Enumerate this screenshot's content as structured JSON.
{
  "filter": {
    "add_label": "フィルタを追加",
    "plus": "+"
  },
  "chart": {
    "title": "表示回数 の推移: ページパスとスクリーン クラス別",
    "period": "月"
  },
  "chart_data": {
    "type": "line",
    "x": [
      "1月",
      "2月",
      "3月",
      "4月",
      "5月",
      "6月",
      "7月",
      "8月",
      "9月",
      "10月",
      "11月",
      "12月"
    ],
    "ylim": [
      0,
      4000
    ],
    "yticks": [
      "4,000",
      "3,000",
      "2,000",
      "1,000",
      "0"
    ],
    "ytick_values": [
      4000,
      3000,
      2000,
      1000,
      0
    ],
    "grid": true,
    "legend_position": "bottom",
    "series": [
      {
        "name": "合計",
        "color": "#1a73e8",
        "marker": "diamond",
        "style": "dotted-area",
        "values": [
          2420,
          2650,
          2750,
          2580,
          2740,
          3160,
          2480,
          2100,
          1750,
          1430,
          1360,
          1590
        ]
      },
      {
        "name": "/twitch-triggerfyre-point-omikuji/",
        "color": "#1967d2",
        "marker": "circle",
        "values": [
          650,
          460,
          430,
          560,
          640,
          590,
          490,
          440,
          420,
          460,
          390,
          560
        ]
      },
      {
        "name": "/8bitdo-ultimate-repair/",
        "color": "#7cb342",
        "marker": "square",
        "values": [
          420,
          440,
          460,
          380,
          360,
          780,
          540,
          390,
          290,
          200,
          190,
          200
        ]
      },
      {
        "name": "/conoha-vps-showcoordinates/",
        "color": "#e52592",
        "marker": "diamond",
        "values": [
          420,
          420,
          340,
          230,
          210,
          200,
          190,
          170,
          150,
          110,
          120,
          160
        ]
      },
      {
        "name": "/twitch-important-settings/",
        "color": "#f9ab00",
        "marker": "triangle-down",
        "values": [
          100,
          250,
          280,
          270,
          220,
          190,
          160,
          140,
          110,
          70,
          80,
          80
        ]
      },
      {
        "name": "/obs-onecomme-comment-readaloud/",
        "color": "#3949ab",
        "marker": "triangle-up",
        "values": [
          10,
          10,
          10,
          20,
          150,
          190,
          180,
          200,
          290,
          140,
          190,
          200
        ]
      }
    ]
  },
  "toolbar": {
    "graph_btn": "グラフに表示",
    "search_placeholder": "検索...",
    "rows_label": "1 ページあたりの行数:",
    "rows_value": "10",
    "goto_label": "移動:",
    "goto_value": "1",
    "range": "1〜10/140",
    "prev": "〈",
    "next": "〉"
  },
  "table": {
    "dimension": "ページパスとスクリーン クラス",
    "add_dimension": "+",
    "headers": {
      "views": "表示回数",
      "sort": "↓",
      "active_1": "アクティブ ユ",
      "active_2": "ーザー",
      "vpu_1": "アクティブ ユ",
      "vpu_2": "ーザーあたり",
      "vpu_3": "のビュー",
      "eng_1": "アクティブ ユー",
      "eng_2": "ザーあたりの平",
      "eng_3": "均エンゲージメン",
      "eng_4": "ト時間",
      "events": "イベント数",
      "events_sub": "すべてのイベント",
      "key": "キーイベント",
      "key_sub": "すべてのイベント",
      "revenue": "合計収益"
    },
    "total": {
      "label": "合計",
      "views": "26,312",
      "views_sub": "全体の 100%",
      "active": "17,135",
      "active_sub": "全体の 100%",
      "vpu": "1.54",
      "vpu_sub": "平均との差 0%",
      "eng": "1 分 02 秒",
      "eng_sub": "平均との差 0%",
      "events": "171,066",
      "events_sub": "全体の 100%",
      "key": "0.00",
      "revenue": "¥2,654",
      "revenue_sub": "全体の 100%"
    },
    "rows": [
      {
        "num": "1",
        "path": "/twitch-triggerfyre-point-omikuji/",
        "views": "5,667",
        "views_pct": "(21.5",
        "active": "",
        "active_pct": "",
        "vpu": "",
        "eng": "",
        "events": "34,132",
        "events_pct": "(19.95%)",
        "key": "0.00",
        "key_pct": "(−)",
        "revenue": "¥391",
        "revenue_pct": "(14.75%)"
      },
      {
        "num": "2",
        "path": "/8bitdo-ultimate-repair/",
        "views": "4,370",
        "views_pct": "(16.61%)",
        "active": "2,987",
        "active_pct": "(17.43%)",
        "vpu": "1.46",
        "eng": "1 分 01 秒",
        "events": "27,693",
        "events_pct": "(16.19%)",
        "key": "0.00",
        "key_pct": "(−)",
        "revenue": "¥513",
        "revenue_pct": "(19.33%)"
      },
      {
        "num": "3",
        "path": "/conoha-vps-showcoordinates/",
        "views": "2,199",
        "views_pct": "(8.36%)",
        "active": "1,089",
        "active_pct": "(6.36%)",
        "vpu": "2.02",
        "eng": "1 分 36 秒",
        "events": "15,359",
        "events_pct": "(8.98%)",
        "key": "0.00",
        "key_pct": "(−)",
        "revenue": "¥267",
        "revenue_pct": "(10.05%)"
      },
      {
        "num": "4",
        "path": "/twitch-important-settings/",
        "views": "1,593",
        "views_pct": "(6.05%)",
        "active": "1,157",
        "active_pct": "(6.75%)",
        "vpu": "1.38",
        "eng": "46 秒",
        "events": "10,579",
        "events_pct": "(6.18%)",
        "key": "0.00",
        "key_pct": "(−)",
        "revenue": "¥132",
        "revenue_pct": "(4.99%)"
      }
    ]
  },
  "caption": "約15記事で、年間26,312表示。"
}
★ ★ ★ ★
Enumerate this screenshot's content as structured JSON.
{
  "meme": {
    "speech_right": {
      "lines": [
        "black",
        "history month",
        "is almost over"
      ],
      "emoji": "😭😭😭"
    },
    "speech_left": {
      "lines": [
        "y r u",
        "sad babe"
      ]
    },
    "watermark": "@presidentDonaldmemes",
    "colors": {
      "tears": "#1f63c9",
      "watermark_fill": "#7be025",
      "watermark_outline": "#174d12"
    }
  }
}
★ ★ ★ ★
▸ **Task statement**
Tally up how many lines in the preceding listing contain the word "ultimate". Give nothing but the number.

▸ **Exercise response**
2